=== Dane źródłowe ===
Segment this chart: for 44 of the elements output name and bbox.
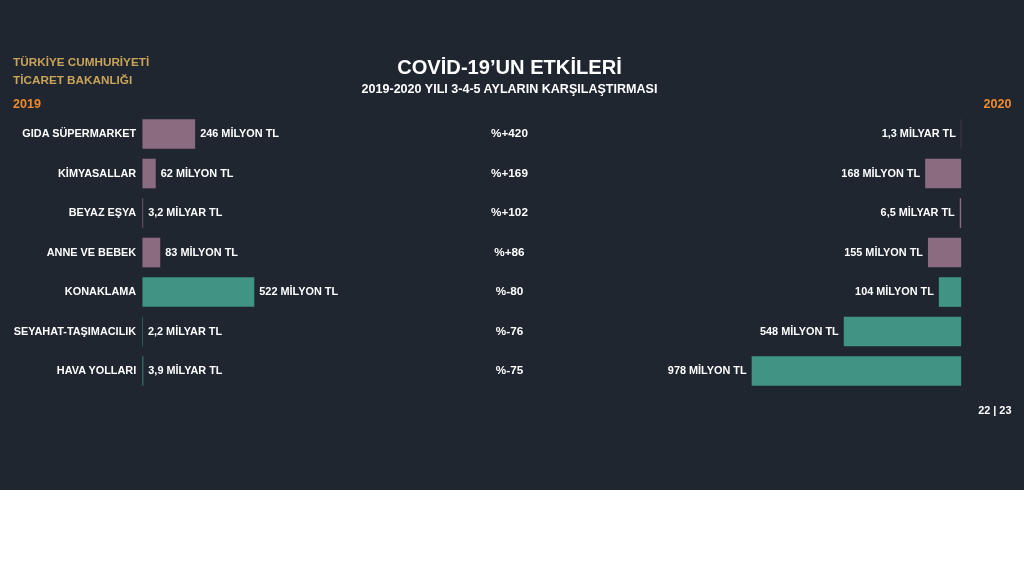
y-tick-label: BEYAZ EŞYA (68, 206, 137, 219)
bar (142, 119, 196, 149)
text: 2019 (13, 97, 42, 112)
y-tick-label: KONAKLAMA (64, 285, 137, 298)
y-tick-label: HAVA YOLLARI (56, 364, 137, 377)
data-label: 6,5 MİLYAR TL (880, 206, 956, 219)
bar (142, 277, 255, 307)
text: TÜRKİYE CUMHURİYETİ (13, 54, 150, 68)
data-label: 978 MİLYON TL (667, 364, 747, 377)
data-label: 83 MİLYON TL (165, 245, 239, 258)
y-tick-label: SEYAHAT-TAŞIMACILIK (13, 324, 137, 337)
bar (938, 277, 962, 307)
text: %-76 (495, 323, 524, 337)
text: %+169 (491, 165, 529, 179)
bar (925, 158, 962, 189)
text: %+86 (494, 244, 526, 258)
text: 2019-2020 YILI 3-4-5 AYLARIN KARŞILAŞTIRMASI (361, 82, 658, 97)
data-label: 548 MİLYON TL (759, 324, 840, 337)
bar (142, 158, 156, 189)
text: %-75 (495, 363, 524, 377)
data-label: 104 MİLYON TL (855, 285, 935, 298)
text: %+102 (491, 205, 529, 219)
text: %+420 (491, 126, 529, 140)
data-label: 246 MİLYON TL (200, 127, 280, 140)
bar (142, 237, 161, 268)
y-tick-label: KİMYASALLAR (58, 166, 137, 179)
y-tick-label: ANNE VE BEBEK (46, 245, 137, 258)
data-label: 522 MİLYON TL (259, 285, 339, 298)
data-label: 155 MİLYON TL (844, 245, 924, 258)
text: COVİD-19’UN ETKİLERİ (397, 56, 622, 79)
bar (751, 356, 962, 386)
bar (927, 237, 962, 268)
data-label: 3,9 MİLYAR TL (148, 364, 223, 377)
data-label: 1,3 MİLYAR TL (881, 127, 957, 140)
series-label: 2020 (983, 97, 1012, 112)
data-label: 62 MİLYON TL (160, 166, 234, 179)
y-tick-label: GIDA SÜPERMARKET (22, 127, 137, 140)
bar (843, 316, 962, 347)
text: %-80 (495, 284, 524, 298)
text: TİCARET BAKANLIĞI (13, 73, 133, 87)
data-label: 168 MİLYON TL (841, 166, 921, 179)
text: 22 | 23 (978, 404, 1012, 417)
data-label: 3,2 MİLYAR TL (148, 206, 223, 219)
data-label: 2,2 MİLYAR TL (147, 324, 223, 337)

=== Szczegóły zadania ===
Przepisz dokładnie wszystkie powyższe wiersze, pomijając w odpowiedzi obrazy.

=== Oczekiwana odpowiedź ===
Segment this chart: for 44 of the elements output name and bbox.
y-tick-label: BEYAZ EŞYA (68, 206, 137, 219)
bar (142, 119, 196, 149)
text: 2019 (13, 97, 42, 112)
y-tick-label: KONAKLAMA (64, 285, 137, 298)
y-tick-label: HAVA YOLLARI (56, 364, 137, 377)
data-label: 6,5 MİLYAR TL (880, 206, 956, 219)
bar (142, 277, 255, 307)
text: TÜRKİYE CUMHURİYETİ (13, 54, 150, 68)
data-label: 978 MİLYON TL (667, 364, 747, 377)
data-label: 83 MİLYON TL (165, 245, 239, 258)
y-tick-label: SEYAHAT-TAŞIMACILIK (13, 324, 137, 337)
bar (938, 277, 962, 307)
text: %-76 (495, 323, 524, 337)
text: %+169 (491, 165, 529, 179)
bar (925, 158, 962, 189)
text: %+86 (494, 244, 526, 258)
text: 2019-2020 YILI 3-4-5 AYLARIN KARŞILAŞTIRMASI (361, 82, 658, 97)
data-label: 548 MİLYON TL (759, 324, 840, 337)
bar (142, 158, 156, 189)
text: %-75 (495, 363, 524, 377)
data-label: 104 MİLYON TL (855, 285, 935, 298)
text: %+102 (491, 205, 529, 219)
text: %+420 (491, 126, 529, 140)
data-label: 246 MİLYON TL (200, 127, 280, 140)
bar (142, 237, 161, 268)
y-tick-label: KİMYASALLAR (58, 166, 137, 179)
y-tick-label: ANNE VE BEBEK (46, 245, 137, 258)
data-label: 522 MİLYON TL (259, 285, 339, 298)
data-label: 155 MİLYON TL (844, 245, 924, 258)
text: COVİD-19’UN ETKİLERİ (397, 56, 622, 79)
bar (751, 356, 962, 386)
bar (927, 237, 962, 268)
data-label: 3,9 MİLYAR TL (148, 364, 223, 377)
data-label: 1,3 MİLYAR TL (881, 127, 957, 140)
series-label: 2020 (983, 97, 1012, 112)
data-label: 62 MİLYON TL (160, 166, 234, 179)
y-tick-label: GIDA SÜPERMARKET (22, 127, 137, 140)
bar (843, 316, 962, 347)
text: %-80 (495, 284, 524, 298)
text: TİCARET BAKANLIĞI (13, 73, 133, 87)
data-label: 168 MİLYON TL (841, 166, 921, 179)
text: 22 | 23 (978, 404, 1012, 417)
data-label: 3,2 MİLYAR TL (148, 206, 223, 219)
data-label: 2,2 MİLYAR TL (147, 324, 223, 337)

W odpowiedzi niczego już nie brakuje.